Given request
Return the listing word for word, as given.

· · · ·

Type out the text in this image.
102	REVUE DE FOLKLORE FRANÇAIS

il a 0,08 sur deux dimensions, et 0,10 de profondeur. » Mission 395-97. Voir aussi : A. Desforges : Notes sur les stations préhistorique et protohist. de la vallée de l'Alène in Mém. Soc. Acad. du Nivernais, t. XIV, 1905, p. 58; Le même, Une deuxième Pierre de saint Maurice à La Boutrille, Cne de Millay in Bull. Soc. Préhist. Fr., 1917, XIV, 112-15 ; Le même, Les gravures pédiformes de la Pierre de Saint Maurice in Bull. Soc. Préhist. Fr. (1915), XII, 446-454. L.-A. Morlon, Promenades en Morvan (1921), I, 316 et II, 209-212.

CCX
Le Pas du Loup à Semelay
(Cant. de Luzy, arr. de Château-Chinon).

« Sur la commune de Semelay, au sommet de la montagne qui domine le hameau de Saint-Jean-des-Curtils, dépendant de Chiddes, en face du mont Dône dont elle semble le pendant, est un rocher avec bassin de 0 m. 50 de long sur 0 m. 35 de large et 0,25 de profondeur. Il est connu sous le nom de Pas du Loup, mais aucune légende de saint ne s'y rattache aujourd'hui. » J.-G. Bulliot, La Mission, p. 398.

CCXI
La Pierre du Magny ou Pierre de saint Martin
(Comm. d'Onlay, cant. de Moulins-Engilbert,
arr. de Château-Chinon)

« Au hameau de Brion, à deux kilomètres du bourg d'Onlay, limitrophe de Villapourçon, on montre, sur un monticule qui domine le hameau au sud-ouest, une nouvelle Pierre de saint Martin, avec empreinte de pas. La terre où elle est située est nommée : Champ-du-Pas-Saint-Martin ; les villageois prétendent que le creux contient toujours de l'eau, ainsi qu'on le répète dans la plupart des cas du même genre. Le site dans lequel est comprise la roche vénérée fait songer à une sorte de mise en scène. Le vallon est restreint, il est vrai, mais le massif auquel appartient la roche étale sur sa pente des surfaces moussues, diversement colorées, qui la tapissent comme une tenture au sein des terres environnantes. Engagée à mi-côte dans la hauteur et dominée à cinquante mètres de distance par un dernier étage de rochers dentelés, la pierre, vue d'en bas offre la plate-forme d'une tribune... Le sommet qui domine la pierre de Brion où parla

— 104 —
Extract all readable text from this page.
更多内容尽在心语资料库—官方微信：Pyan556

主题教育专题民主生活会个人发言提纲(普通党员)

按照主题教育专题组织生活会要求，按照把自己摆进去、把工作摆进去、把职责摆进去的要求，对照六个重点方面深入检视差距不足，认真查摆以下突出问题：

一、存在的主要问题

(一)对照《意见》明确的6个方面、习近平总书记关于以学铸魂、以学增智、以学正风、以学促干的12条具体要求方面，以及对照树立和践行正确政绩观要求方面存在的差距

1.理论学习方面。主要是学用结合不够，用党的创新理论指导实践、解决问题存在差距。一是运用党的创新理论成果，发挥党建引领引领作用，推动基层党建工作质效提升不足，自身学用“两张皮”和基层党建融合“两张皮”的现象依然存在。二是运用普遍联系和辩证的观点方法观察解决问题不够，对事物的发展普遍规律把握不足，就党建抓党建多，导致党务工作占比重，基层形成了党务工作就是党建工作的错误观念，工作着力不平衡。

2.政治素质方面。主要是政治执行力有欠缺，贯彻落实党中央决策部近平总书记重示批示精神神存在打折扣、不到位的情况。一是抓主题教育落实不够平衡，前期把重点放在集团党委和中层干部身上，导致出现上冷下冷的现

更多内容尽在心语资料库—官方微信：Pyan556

· · · ·

Written response
Type out the text in this image.
102	REVUE DE FOLKLORE FRANÇAIS

il a 0,08 sur deux dimensions, et 0,10 de profondeur. » Mission 395-97. Voir aussi : A. Desforges : Notes sur les stations préhistorique et protohist. de la vallée de l'Alène in Mém. Soc. Acad. du Nivernais, t. XIV, 1905, p. 58; Le même, Une deuxième Pierre de saint Maurice à La Boutrille, Cne de Millay in Bull. Soc. Préhist. Fr., 1917, XIV, 112-15 ; Le même, Les gravures pédiformes de la Pierre de Saint Maurice in Bull. Soc. Préhist. Fr. (1915), XII, 446-454. L.-A. Morlon, Promenades en Morvan (1921), I, 316 et II, 209-212.

CCX
Le Pas du Loup à Semelay
(Cant. de Luzy, arr. de Château-Chinon).

« Sur la commune de Semelay, au sommet de la montagne qui domine le hameau de Saint-Jean-des-Curtils, dépendant de Chiddes, en face du mont Dône dont elle semble le pendant, est un rocher avec bassin de 0 m. 50 de long sur 0 m. 35 de large et 0,25 de profondeur. Il est connu sous le nom de Pas du Loup, mais aucune légende de saint ne s'y rattache aujourd'hui. » J.-G. Bulliot, La Mission, p. 398.

CCXI
La Pierre du Magny ou Pierre de saint Martin
(Comm. d'Onlay, cant. de Moulins-Engilbert,
arr. de Château-Chinon)

« Au hameau de Brion, à deux kilomètres du bourg d'Onlay, limitrophe de Villapourçon, on montre, sur un monticule qui domine le hameau au sud-ouest, une nouvelle Pierre de saint Martin, avec empreinte de pas. La terre où elle est située est nommée : Champ-du-Pas-Saint-Martin ; les villageois prétendent que le creux contient toujours de l'eau, ainsi qu'on le répète dans la plupart des cas du même genre. Le site dans lequel est comprise la roche vénérée fait songer à une sorte de mise en scène. Le vallon est restreint, il est vrai, mais le massif auquel appartient la roche étale sur sa pente des surfaces moussues, diversement colorées, qui la tapissent comme une tenture au sein des terres environnantes. Engagée à mi-côte dans la hauteur et dominée à cinquante mètres de distance par un dernier étage de rochers dentelés, la pierre, vue d'en bas offre la plate-forme d'une tribune... Le sommet qui domine la pierre de Brion où parla

— 104 —
Extract all readable text from this page.
更多内容尽在心语资料库—官方微信：Pyan556

主题教育专题民主生活会个人发言提纲(普通党员)

按照主题教育专题组织生活会要求，按照把自己摆进去、把工作摆进去、把职责摆进去的要求，对照六个重点方面深入检视差距不足，认真查摆以下突出问题：

一、存在的主要问题

(一)对照《意见》明确的6个方面、习近平总书记关于以学铸魂、以学增智、以学正风、以学促干的12条具体要求方面，以及对照树立和践行正确政绩观要求方面存在的差距

1.理论学习方面。主要是学用结合不够，用党的创新理论指导实践、解决问题存在差距。一是运用党的创新理论成果，发挥党建引领引领作用，推动基层党建工作质效提升不足，自身学用“两张皮”和基层党建融合“两张皮”的现象依然存在。二是运用普遍联系和辩证的观点方法观察解决问题不够，对事物的发展普遍规律把握不足，就党建抓党建多，导致党务工作占比重，基层形成了党务工作就是党建工作的错误观念，工作着力不平衡。

2.政治素质方面。主要是政治执行力有欠缺，贯彻落实党中央决策部近平总书记重示批示精神神存在打折扣、不到位的情况。一是抓主题教育落实不够平衡，前期把重点放在集团党委和中层干部身上，导致出现上冷下冷的现

更多内容尽在心语资料库—官方微信：Pyan556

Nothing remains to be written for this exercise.